TO DO ▸
Take every line where the string "следующей" appears and copy it.

MATERIAL PROVIDED ▸
**********

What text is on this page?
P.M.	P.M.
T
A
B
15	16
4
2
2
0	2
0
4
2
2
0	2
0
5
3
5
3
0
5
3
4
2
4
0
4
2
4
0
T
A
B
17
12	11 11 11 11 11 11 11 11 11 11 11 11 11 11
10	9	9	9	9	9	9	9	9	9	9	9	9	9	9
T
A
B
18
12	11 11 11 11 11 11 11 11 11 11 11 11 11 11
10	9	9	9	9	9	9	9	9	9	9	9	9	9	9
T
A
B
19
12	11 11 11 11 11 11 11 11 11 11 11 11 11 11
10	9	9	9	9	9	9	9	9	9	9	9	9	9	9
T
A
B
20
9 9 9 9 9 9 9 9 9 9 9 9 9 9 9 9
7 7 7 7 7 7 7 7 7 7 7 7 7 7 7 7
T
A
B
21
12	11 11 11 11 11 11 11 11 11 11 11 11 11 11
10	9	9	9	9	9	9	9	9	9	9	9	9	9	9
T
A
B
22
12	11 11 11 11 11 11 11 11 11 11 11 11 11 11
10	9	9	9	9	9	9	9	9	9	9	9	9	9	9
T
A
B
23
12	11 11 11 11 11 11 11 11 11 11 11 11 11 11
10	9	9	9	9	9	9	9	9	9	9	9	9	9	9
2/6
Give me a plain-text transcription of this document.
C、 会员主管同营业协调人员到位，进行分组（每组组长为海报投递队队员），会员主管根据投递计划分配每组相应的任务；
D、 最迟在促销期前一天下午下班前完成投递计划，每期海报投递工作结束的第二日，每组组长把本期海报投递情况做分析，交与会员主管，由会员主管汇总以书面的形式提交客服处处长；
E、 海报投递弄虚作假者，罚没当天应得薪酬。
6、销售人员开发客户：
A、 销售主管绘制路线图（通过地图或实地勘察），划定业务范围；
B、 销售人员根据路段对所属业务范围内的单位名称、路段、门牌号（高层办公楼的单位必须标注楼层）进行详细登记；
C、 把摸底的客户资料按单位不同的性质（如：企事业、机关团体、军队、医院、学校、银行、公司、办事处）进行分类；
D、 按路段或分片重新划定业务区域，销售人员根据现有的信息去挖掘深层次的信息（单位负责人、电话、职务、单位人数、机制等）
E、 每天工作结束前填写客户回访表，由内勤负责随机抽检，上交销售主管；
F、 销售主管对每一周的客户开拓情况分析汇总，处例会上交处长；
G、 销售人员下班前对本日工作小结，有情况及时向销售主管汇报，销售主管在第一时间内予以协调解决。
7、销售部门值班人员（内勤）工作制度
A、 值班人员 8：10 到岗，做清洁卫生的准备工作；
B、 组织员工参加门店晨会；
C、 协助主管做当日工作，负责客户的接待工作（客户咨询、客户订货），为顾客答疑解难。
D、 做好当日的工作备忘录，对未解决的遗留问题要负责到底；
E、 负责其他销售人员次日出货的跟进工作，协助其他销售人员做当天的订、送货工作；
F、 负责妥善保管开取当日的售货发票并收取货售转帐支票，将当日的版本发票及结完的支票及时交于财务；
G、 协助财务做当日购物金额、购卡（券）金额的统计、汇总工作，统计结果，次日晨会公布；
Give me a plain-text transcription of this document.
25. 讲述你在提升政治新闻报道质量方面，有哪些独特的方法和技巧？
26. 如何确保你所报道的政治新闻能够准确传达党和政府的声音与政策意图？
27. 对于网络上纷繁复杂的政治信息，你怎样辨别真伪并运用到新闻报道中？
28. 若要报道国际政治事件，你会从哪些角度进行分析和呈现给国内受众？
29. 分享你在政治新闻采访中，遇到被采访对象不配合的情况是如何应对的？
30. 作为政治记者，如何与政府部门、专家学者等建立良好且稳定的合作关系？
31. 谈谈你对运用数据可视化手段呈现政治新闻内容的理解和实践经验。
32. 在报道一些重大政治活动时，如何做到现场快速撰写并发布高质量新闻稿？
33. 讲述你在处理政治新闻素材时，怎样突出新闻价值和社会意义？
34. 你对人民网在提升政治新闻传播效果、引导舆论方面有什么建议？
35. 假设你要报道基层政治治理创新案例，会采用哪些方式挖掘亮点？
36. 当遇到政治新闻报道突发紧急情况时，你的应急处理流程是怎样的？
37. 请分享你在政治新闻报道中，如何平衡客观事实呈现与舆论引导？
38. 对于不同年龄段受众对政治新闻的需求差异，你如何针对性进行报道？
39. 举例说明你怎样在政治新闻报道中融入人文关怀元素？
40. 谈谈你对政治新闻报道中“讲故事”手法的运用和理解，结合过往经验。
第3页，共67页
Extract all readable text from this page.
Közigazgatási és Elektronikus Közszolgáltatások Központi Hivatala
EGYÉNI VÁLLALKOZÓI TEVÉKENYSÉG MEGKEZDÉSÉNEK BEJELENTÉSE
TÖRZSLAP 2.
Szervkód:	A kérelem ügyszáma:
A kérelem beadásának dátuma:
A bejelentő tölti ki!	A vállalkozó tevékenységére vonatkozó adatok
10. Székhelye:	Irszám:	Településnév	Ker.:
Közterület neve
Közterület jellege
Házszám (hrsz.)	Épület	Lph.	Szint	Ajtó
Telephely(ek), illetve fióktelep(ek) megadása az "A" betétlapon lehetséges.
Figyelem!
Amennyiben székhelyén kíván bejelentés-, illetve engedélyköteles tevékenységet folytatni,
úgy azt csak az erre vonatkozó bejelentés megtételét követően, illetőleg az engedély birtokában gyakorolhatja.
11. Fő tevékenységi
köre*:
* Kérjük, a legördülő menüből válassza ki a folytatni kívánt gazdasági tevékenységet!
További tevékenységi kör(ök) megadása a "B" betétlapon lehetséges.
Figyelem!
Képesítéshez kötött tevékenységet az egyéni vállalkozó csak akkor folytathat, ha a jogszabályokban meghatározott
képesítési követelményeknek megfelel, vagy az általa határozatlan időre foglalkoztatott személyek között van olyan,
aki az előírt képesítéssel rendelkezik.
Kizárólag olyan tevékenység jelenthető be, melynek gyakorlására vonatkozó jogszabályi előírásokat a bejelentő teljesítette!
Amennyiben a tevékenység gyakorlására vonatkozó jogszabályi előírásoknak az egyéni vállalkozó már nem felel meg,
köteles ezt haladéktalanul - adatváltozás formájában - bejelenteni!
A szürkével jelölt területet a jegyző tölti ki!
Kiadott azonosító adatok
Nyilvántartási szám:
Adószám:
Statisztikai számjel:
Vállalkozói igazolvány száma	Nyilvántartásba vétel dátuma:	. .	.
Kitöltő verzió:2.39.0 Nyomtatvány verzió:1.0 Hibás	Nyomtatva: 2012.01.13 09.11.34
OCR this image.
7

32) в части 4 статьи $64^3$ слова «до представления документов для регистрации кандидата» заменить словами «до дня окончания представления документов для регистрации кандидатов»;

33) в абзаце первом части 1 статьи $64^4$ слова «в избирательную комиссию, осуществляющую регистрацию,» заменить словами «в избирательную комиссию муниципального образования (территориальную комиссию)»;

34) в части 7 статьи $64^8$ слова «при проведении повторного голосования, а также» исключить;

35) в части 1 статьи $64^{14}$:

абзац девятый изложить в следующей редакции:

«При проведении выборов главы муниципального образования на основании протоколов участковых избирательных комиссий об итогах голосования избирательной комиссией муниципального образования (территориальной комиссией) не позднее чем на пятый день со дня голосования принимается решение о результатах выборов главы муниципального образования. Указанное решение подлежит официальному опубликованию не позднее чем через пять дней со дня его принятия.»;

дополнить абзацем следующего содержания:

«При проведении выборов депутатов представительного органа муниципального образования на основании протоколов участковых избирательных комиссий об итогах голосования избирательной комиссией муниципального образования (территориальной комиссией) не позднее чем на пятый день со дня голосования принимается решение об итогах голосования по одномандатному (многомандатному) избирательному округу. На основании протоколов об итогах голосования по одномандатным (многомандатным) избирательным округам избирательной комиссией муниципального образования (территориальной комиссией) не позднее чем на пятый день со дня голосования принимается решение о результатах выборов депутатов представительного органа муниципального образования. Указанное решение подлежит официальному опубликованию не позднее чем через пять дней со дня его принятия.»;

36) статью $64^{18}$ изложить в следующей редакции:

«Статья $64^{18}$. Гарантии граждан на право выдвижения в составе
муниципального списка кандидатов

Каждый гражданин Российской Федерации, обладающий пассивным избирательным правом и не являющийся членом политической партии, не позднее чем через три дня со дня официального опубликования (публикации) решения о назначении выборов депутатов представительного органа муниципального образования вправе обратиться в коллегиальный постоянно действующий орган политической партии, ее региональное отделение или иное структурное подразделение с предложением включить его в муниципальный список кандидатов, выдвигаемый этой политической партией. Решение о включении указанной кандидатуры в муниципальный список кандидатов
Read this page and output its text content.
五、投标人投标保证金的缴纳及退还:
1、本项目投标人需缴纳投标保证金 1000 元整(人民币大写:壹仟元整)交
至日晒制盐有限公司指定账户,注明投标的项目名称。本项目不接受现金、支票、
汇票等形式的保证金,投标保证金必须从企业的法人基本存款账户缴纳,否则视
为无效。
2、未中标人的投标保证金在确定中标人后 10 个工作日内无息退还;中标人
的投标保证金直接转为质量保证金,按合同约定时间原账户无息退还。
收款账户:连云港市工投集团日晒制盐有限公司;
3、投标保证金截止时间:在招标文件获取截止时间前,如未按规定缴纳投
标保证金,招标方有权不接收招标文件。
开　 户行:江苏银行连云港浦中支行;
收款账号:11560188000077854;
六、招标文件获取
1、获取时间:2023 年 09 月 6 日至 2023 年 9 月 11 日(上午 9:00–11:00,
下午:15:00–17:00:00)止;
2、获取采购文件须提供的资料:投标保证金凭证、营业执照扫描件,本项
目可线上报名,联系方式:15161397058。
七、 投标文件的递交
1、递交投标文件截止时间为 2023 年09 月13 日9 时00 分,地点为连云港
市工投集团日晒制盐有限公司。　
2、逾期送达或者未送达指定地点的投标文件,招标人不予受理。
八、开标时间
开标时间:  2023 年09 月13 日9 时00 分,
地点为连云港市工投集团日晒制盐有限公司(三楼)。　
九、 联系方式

**********

SOLUTION TO THIS EXERCISE ▸
абзац девятый изложить в следующей редакции:
36) статью $64^{18}$ изложить в следующей редакции:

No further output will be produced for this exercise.